» **Data supplied**:
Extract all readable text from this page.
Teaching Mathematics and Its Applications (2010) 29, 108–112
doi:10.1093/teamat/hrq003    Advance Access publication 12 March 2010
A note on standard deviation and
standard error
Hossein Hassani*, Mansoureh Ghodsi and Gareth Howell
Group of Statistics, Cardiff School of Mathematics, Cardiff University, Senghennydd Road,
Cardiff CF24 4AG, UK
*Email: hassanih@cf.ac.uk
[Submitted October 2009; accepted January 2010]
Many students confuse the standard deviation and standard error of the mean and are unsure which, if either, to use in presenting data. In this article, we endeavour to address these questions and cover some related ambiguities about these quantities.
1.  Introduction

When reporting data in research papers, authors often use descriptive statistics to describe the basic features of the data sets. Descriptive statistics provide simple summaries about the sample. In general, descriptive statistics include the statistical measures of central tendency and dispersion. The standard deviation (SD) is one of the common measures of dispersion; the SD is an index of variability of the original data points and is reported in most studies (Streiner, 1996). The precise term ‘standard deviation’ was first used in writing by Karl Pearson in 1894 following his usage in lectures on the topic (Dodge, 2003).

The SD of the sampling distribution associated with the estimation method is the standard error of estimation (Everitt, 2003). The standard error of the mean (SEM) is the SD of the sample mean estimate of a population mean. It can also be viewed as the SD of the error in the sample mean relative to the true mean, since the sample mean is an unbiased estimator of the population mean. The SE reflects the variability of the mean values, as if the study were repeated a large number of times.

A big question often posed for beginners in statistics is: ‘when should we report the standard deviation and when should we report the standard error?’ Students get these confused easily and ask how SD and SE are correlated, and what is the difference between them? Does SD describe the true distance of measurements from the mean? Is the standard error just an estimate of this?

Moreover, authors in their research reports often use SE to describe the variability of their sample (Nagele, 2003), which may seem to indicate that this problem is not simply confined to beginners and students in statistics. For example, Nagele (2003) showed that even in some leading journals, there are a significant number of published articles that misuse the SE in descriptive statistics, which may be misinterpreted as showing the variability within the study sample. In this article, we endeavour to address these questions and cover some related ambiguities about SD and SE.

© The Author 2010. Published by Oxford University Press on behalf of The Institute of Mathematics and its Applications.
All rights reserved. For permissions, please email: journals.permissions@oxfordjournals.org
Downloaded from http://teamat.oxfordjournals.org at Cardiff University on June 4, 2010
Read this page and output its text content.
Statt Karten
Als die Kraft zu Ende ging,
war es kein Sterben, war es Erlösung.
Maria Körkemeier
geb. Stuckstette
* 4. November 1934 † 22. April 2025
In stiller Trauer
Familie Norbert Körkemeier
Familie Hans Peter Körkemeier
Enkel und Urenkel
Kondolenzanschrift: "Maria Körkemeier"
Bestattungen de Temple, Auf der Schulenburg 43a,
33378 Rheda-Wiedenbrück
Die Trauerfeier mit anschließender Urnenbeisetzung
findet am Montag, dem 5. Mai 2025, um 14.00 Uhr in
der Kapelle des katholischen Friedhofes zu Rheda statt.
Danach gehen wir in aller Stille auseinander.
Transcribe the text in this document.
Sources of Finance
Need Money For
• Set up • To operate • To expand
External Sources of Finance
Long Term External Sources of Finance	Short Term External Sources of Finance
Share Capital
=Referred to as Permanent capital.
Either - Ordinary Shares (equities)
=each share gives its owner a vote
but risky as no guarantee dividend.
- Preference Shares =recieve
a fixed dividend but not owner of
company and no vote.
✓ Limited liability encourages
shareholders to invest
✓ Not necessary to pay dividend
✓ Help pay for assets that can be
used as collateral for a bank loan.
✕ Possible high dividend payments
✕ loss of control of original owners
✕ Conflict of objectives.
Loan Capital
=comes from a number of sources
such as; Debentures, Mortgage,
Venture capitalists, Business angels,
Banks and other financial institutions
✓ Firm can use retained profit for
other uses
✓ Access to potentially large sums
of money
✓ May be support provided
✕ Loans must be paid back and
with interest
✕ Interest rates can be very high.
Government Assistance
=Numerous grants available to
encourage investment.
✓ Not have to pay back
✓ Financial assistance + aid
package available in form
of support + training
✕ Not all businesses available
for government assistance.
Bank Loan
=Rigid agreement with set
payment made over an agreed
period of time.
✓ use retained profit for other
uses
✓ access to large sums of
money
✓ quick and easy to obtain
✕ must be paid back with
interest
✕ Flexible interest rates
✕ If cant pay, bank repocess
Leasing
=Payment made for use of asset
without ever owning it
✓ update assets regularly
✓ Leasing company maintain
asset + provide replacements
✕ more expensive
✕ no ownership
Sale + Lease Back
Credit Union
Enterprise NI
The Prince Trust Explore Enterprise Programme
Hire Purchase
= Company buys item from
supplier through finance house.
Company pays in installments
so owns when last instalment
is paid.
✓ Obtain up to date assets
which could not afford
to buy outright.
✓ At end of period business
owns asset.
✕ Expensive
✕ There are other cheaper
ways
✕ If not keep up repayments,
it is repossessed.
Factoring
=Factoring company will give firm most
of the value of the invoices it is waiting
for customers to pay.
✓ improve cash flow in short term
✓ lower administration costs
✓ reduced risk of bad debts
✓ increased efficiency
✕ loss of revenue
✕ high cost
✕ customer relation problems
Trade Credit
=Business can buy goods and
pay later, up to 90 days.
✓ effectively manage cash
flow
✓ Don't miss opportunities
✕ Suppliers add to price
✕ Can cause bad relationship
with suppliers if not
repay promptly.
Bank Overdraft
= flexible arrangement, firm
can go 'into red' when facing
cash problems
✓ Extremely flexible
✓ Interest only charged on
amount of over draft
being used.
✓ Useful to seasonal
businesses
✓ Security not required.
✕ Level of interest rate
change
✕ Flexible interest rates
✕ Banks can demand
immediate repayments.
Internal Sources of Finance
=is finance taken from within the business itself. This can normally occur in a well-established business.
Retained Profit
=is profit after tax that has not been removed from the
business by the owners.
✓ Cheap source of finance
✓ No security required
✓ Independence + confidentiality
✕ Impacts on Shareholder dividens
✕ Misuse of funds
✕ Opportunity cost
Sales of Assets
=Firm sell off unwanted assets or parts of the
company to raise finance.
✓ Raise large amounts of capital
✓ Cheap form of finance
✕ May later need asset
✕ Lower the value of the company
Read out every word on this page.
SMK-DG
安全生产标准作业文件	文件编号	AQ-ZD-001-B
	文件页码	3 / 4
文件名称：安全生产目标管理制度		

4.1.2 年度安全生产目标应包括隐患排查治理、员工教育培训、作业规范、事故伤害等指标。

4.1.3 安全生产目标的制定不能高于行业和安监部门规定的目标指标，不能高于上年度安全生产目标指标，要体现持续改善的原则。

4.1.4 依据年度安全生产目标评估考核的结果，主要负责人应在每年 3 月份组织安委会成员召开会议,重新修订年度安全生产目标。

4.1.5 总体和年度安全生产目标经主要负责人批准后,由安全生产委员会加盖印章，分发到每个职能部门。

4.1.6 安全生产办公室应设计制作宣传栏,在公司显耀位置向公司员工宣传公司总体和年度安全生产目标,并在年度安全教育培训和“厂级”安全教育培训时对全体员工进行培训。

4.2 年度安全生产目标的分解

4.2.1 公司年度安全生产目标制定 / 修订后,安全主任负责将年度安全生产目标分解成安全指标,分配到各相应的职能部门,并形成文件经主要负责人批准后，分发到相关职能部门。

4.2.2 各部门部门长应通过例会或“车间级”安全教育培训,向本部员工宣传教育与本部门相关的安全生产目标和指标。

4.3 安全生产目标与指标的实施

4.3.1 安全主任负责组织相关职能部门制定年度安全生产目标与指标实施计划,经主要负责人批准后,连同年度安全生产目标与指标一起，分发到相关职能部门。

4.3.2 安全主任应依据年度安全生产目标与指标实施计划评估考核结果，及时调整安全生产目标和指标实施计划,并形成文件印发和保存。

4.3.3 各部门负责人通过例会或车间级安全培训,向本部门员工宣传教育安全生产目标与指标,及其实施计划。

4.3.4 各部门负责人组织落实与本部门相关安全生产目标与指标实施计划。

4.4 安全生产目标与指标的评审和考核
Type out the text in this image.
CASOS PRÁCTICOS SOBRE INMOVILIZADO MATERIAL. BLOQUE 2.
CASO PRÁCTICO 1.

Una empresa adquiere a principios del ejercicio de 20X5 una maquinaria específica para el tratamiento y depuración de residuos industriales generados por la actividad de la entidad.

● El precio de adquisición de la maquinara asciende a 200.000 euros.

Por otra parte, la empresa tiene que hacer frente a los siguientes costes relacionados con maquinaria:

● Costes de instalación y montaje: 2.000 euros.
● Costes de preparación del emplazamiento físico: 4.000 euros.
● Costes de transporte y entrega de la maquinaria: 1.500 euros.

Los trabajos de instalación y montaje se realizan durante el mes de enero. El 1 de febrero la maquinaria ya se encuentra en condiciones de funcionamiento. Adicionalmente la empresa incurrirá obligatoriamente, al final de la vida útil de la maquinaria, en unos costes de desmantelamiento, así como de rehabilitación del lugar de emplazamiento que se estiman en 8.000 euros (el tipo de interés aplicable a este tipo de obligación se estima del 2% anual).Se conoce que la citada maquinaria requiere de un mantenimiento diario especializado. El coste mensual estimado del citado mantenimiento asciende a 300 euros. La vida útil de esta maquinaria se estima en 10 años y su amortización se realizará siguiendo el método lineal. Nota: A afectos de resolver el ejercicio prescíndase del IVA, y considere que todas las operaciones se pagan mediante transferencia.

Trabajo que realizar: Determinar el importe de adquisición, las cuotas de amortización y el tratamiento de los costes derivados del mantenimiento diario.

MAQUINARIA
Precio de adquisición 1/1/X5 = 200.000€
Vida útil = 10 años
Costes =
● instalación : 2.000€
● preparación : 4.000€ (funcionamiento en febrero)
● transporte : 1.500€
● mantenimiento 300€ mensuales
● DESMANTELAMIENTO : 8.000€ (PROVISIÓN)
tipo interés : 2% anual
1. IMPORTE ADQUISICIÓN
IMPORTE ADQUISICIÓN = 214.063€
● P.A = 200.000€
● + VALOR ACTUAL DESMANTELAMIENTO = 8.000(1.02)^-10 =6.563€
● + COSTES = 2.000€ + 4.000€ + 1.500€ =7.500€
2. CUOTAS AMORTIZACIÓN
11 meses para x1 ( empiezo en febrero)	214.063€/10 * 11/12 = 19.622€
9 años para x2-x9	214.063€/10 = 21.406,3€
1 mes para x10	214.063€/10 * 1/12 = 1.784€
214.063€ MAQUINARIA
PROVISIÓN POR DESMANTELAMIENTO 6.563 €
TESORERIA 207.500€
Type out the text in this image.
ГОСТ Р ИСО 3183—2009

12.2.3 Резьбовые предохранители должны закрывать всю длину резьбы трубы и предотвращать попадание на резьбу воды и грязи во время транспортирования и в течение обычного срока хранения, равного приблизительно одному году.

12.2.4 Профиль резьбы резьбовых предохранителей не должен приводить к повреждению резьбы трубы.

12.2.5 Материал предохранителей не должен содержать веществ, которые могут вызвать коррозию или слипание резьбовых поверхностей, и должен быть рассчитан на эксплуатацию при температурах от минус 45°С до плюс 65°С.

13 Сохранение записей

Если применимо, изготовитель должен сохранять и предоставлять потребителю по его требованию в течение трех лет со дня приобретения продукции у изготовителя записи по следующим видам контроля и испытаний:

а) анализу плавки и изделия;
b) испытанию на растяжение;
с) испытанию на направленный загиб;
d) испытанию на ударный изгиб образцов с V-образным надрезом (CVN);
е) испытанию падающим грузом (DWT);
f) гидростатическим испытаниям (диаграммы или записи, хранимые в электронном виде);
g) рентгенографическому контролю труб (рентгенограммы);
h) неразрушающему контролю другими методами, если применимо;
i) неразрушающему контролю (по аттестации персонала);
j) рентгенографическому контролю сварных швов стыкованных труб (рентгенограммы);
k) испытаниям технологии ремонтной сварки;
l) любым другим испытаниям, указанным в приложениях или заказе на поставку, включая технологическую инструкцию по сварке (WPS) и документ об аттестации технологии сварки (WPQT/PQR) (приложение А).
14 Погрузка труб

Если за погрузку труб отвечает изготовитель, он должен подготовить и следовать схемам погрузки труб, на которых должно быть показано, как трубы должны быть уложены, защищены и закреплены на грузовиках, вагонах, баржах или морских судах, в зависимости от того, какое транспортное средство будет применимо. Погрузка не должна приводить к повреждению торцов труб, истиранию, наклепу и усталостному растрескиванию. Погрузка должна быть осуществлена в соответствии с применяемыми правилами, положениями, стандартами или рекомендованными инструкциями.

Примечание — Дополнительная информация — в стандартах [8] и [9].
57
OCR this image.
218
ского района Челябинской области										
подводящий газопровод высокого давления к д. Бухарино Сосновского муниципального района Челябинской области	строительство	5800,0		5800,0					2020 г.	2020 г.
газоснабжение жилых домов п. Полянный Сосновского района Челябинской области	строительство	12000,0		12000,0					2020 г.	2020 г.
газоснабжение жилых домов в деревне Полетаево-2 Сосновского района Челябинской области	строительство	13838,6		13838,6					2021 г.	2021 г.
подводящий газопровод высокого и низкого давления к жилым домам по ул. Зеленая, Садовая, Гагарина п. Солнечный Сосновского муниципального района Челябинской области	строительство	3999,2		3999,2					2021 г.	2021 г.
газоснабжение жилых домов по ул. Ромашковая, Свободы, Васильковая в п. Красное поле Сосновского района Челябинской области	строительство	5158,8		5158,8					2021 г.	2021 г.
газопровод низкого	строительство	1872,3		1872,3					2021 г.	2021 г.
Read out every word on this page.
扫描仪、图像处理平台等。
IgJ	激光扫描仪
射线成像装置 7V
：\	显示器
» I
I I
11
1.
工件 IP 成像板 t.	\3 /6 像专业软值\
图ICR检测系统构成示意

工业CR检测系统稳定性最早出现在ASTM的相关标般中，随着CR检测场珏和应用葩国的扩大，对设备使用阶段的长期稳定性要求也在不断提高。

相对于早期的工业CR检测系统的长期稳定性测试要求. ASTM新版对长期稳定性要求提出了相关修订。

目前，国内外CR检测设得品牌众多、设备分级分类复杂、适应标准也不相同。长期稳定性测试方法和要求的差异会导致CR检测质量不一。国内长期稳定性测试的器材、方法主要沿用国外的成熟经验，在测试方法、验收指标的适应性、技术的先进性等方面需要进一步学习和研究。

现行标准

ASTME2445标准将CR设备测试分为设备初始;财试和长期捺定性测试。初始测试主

» **Objective**:
Gather each line from the listing above that holds "teamat".

» **Output**:
doi:10.1093/teamat/hrq003    Advance Access publication 12 March 2010
Downloaded from http://teamat.oxfordjournals.org at Cardiff University on June 4, 2010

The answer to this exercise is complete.